Text only, exactly as given: reproduce the entries below without their pictures.

[Records from a dataset]

Start of Block

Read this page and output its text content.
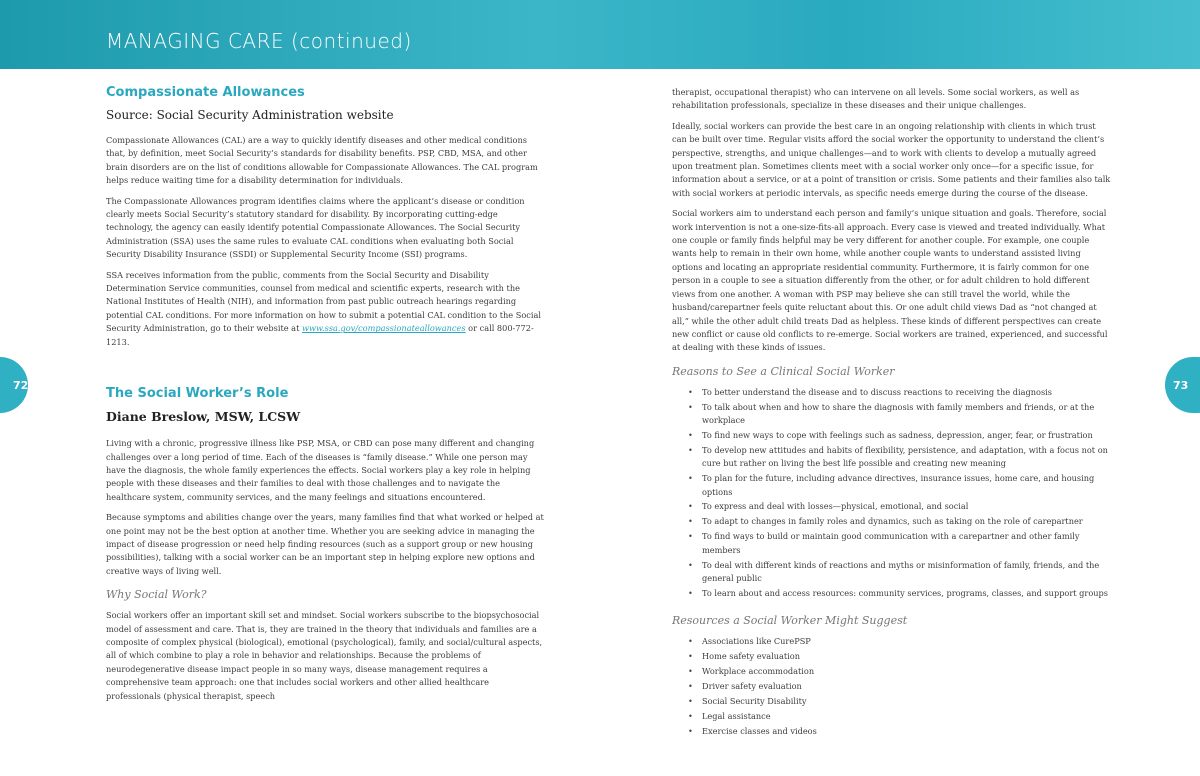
MANAGING CARE (continued)
72	73
Compassionate Allowances
Source: Social Security Administration website

Compassionate Allowances (CAL) are a way to quickly identify diseases and other medical conditions that, by definition, meet Social Security’s standards for disability benefits. PSP, CBD, MSA, and other brain disorders are on the list of conditions allowable for Compassionate Allowances. The CAL program helps reduce waiting time for a disability determination for individuals.

The Compassionate Allowances program identifies claims where the applicant’s disease or condition clearly meets Social Security’s statutory standard for disability. By incorporating cutting-edge technology, the agency can easily identify potential Compassionate Allowances. The Social Security Administration (SSA) uses the same rules to evaluate CAL conditions when evaluating both Social Security Disability Insurance (SSDI) or Supplemental Security Income (SSI) programs.

SSA receives information from the public, comments from the Social Security and Disability Determination Service communities, counsel from medical and scientific experts, research with the National Institutes of Health (NIH), and information from past public outreach hearings regarding potential CAL conditions. For more information on how to submit a potential CAL condition to the Social Security Administration, go to their website at www.ssa.gov/compassionateallowances or call 800-772-1213.

The Social Worker’s Role
Diane Breslow, MSW, LCSW

Living with a chronic, progressive illness like PSP, MSA, or CBD can pose many different and changing challenges over a long period of time. Each of the diseases is “family disease.” While one person may have the diagnosis, the whole family experiences the effects. Social workers play a key role in helping people with these diseases and their families to deal with those challenges and to navigate the healthcare system, community services, and the many feelings and situations encountered.

Because symptoms and abilities change over the years, many families find that what worked or helped at one point may not be the best option at another time. Whether you are seeking advice in managing the impact of disease progression or need help finding resources (such as a support group or new housing possibilities), talking with a social worker can be an important step in helping explore new options and creative ways of living well.

Why Social Work?

Social workers offer an important skill set and mindset. Social workers subscribe to the biopsychosocial model of assessment and care. That is, they are trained in the theory that individuals and families are a composite of complex physical (biological), emotional (psychological), family, and social/cultural aspects, all of which combine to play a role in behavior and relationships. Because the problems of neurodegenerative disease impact people in so many ways, disease management requires a comprehensive team approach: one that includes social workers and other allied healthcare professionals (physical therapist, speech

therapist, occupational therapist) who can intervene on all levels. Some social workers, as well as rehabilitation professionals, specialize in these diseases and their unique challenges.

Ideally, social workers can provide the best care in an ongoing relationship with clients in which trust can be built over time. Regular visits afford the social worker the opportunity to understand the client’s perspective, strengths, and unique challenges—and to work with clients to develop a mutually agreed upon treatment plan. Sometimes clients meet with a social worker only once—for a specific issue, for information about a service, or at a point of transition or crisis. Some patients and their families also talk with social workers at periodic intervals, as specific needs emerge during the course of the disease.

Social workers aim to understand each person and family’s unique situation and goals. Therefore, social work intervention is not a one-size-fits-all approach. Every case is viewed and treated individually. What one couple or family finds helpful may be very different for another couple. For example, one couple wants help to remain in their own home, while another couple wants to understand assisted living options and locating an appropriate residential community. Furthermore, it is fairly common for one person in a couple to see a situation differently from the other, or for adult children to hold different views from one another. A woman with PSP may believe she can still travel the world, while the husband/carepartner feels quite reluctant about this. Or one adult child views Dad as “not changed at all,” while the other adult child treats Dad as helpless. These kinds of different perspectives can create new conflict or cause old conflicts to re-emerge. Social workers are trained, experienced, and successful at dealing with these kinds of issues.

Reasons to See a Clinical Social Worker
• To better understand the disease and to discuss reactions to receiving the diagnosis
• To talk about when and how to share the diagnosis with family members and friends, or at the workplace
• To find new ways to cope with feelings such as sadness, depression, anger, fear, or frustration
• To develop new attitudes and habits of flexibility, persistence, and adaptation, with a focus not on cure but rather on living the best life possible and creating new meaning
• To plan for the future, including advance directives, insurance issues, home care, and housing options
• To express and deal with losses—physical, emotional, and social
• To adapt to changes in family roles and dynamics, such as taking on the role of carepartner
• To find ways to build or maintain good communication with a carepartner and other family members
• To deal with different kinds of reactions and myths or misinformation of family, friends, and the general public
• To learn about and access resources: community services, programs, classes, and support groups
Resources a Social Worker Might Suggest
• Associations like CurePSP
• Home safety evaluation
• Workplace accommodation
• Driver safety evaluation
• Social Security Disability
• Legal assistance
• Exercise classes and videos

End of Block

Answer box:
Read this page and output its text content.
MANAGING CARE (continued)
72	73
Compassionate Allowances
Source: Social Security Administration website

Compassionate Allowances (CAL) are a way to quickly identify diseases and other medical conditions that, by definition, meet Social Security’s standards for disability benefits. PSP, CBD, MSA, and other brain disorders are on the list of conditions allowable for Compassionate Allowances. The CAL program helps reduce waiting time for a disability determination for individuals.

The Compassionate Allowances program identifies claims where the applicant’s disease or condition clearly meets Social Security’s statutory standard for disability. By incorporating cutting-edge technology, the agency can easily identify potential Compassionate Allowances. The Social Security Administration (SSA) uses the same rules to evaluate CAL conditions when evaluating both Social Security Disability Insurance (SSDI) or Supplemental Security Income (SSI) programs.

SSA receives information from the public, comments from the Social Security and Disability Determination Service communities, counsel from medical and scientific experts, research with the National Institutes of Health (NIH), and information from past public outreach hearings regarding potential CAL conditions. For more information on how to submit a potential CAL condition to the Social Security Administration, go to their website at www.ssa.gov/compassionateallowances or call 800-772-1213.

The Social Worker’s Role
Diane Breslow, MSW, LCSW

Living with a chronic, progressive illness like PSP, MSA, or CBD can pose many different and changing challenges over a long period of time. Each of the diseases is “family disease.” While one person may have the diagnosis, the whole family experiences the effects. Social workers play a key role in helping people with these diseases and their families to deal with those challenges and to navigate the healthcare system, community services, and the many feelings and situations encountered.

Because symptoms and abilities change over the years, many families find that what worked or helped at one point may not be the best option at another time. Whether you are seeking advice in managing the impact of disease progression or need help finding resources (such as a support group or new housing possibilities), talking with a social worker can be an important step in helping explore new options and creative ways of living well.

Why Social Work?

Social workers offer an important skill set and mindset. Social workers subscribe to the biopsychosocial model of assessment and care. That is, they are trained in the theory that individuals and families are a composite of complex physical (biological), emotional (psychological), family, and social/cultural aspects, all of which combine to play a role in behavior and relationships. Because the problems of neurodegenerative disease impact people in so many ways, disease management requires a comprehensive team approach: one that includes social workers and other allied healthcare professionals (physical therapist, speech

therapist, occupational therapist) who can intervene on all levels. Some social workers, as well as rehabilitation professionals, specialize in these diseases and their unique challenges.

Ideally, social workers can provide the best care in an ongoing relationship with clients in which trust can be built over time. Regular visits afford the social worker the opportunity to understand the client’s perspective, strengths, and unique challenges—and to work with clients to develop a mutually agreed upon treatment plan. Sometimes clients meet with a social worker only once—for a specific issue, for information about a service, or at a point of transition or crisis. Some patients and their families also talk with social workers at periodic intervals, as specific needs emerge during the course of the disease.

Social workers aim to understand each person and family’s unique situation and goals. Therefore, social work intervention is not a one-size-fits-all approach. Every case is viewed and treated individually. What one couple or family finds helpful may be very different for another couple. For example, one couple wants help to remain in their own home, while another couple wants to understand assisted living options and locating an appropriate residential community. Furthermore, it is fairly common for one person in a couple to see a situation differently from the other, or for adult children to hold different views from one another. A woman with PSP may believe she can still travel the world, while the husband/carepartner feels quite reluctant about this. Or one adult child views Dad as “not changed at all,” while the other adult child treats Dad as helpless. These kinds of different perspectives can create new conflict or cause old conflicts to re-emerge. Social workers are trained, experienced, and successful at dealing with these kinds of issues.

Reasons to See a Clinical Social Worker
• To better understand the disease and to discuss reactions to receiving the diagnosis
• To talk about when and how to share the diagnosis with family members and friends, or at the workplace
• To find new ways to cope with feelings such as sadness, depression, anger, fear, or frustration
• To develop new attitudes and habits of flexibility, persistence, and adaptation, with a focus not on cure but rather on living the best life possible and creating new meaning
• To plan for the future, including advance directives, insurance issues, home care, and housing options
• To express and deal with losses—physical, emotional, and social
• To adapt to changes in family roles and dynamics, such as taking on the role of carepartner
• To find ways to build or maintain good communication with a carepartner and other family members
• To deal with different kinds of reactions and myths or misinformation of family, friends, and the general public
• To learn about and access resources: community services, programs, classes, and support groups
Resources a Social Worker Might Suggest
• Associations like CurePSP
• Home safety evaluation
• Workplace accommodation
• Driver safety evaluation
• Social Security Disability
• Legal assistance
• Exercise classes and videos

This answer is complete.